START Provided records
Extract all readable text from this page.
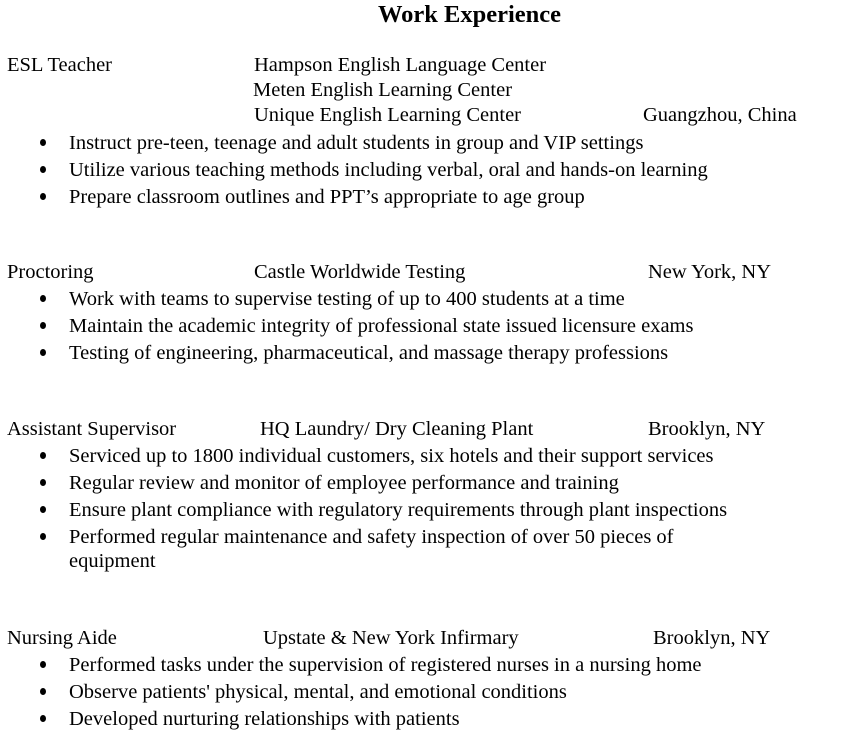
Work Experience
ESL Teacher	Hampson English Language Center
Meten English Learning Center
Unique English Learning Center	Guangzhou, China
Instruct pre-teen, teenage and adult students in group and VIP settings
Utilize various teaching methods including verbal, oral and hands-on learning
Prepare classroom outlines and PPT’s appropriate to age group
Proctoring	Castle Worldwide Testing	New York, NY
Work with teams to supervise testing of up to 400 students at a time
Maintain the academic integrity of professional state issued licensure exams
Testing of engineering, pharmaceutical, and massage therapy professions
Assistant Supervisor	HQ Laundry/ Dry Cleaning Plant	Brooklyn, NY
Serviced up to 1800 individual customers, six hotels and their support services
Regular review and monitor of employee performance and training
Ensure plant compliance with regulatory requirements through plant inspections
Performed regular maintenance and safety inspection of over 50 pieces of equipment
Nursing Aide	Upstate & New York Infirmary	Brooklyn, NY
Performed tasks under the supervision of registered nurses in a nursing home
Observe patients' physical, mental, and emotional conditions
Developed nurturing relationships with patients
END Provided records
:: To do ::
Please output all the data exactly as given, with the pictures omitted.

:: Output of the exercise ::
Extract all readable text from this page.
Work Experience
ESL Teacher	Hampson English Language Center
Meten English Learning Center
Unique English Learning Center	Guangzhou, China
Instruct pre-teen, teenage and adult students in group and VIP settings
Utilize various teaching methods including verbal, oral and hands-on learning
Prepare classroom outlines and PPT’s appropriate to age group
Proctoring	Castle Worldwide Testing	New York, NY
Work with teams to supervise testing of up to 400 students at a time
Maintain the academic integrity of professional state issued licensure exams
Testing of engineering, pharmaceutical, and massage therapy professions
Assistant Supervisor	HQ Laundry/ Dry Cleaning Plant	Brooklyn, NY
Serviced up to 1800 individual customers, six hotels and their support services
Regular review and monitor of employee performance and training
Ensure plant compliance with regulatory requirements through plant inspections
Performed regular maintenance and safety inspection of over 50 pieces of equipment
Nursing Aide	Upstate & New York Infirmary	Brooklyn, NY
Performed tasks under the supervision of registered nurses in a nursing home
Observe patients' physical, mental, and emotional conditions
Developed nurturing relationships with patients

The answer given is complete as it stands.